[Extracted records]

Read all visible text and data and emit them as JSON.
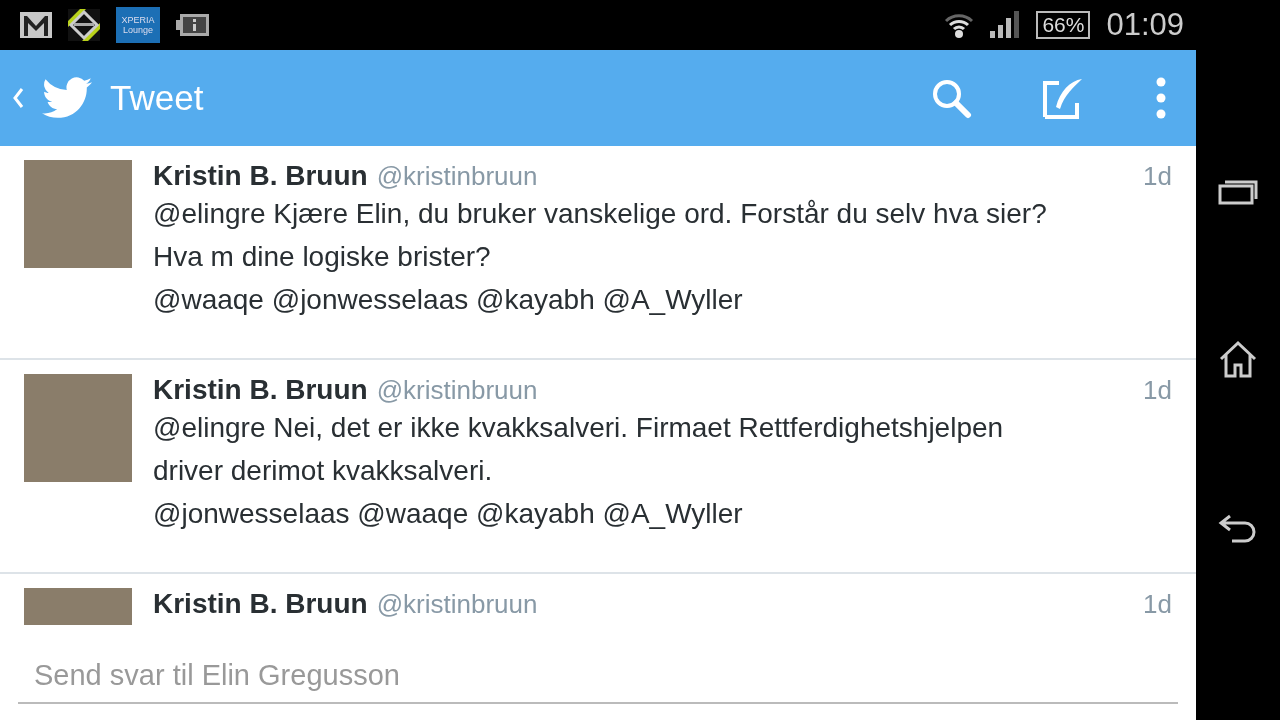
{
  "status_bar": {
    "notification_badge": "XPERIA Lounge",
    "battery": "66%",
    "time": "01:09"
  },
  "app_bar": {
    "title": "Tweet"
  },
  "tweets": [
    {
      "name": "Kristin B. Bruun",
      "handle": "@kristinbruun",
      "time": "1d",
      "text": "@elingre Kjære Elin, du bruker vanskelige ord. Forstår du selv hva sier? Hva m dine logiske brister?",
      "mentions": "@waaqe @jonwesselaas @kayabh @A_Wyller"
    },
    {
      "name": "Kristin B. Bruun",
      "handle": "@kristinbruun",
      "time": "1d",
      "text": "@elingre Nei, det er ikke kvakksalveri. Firmaet Rettferdighetshjelpen driver derimot kvakksalveri.",
      "mentions": "@jonwesselaas @waaqe @kayabh @A_Wyller"
    },
    {
      "name": "Kristin B. Bruun",
      "handle": "@kristinbruun",
      "time": "1d"
    }
  ],
  "reply": {
    "placeholder": "Send svar til Elin Gregusson"
  }
}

> _Task directions_
Do not include images; quote all of the entries above exactly.

> _Exercise result_
Read all visible text and data and emit them as JSON.
{
  "status_bar": {
    "notification_badge": "XPERIA Lounge",
    "battery": "66%",
    "time": "01:09"
  },
  "app_bar": {
    "title": "Tweet"
  },
  "tweets": [
    {
      "name": "Kristin B. Bruun",
      "handle": "@kristinbruun",
      "time": "1d",
      "text": "@elingre Kjære Elin, du bruker vanskelige ord. Forstår du selv hva sier? Hva m dine logiske brister?",
      "mentions": "@waaqe @jonwesselaas @kayabh @A_Wyller"
    },
    {
      "name": "Kristin B. Bruun",
      "handle": "@kristinbruun",
      "time": "1d",
      "text": "@elingre Nei, det er ikke kvakksalveri. Firmaet Rettferdighetshjelpen driver derimot kvakksalveri.",
      "mentions": "@jonwesselaas @waaqe @kayabh @A_Wyller"
    },
    {
      "name": "Kristin B. Bruun",
      "handle": "@kristinbruun",
      "time": "1d"
    }
  ],
  "reply": {
    "placeholder": "Send svar til Elin Gregusson"
  }
}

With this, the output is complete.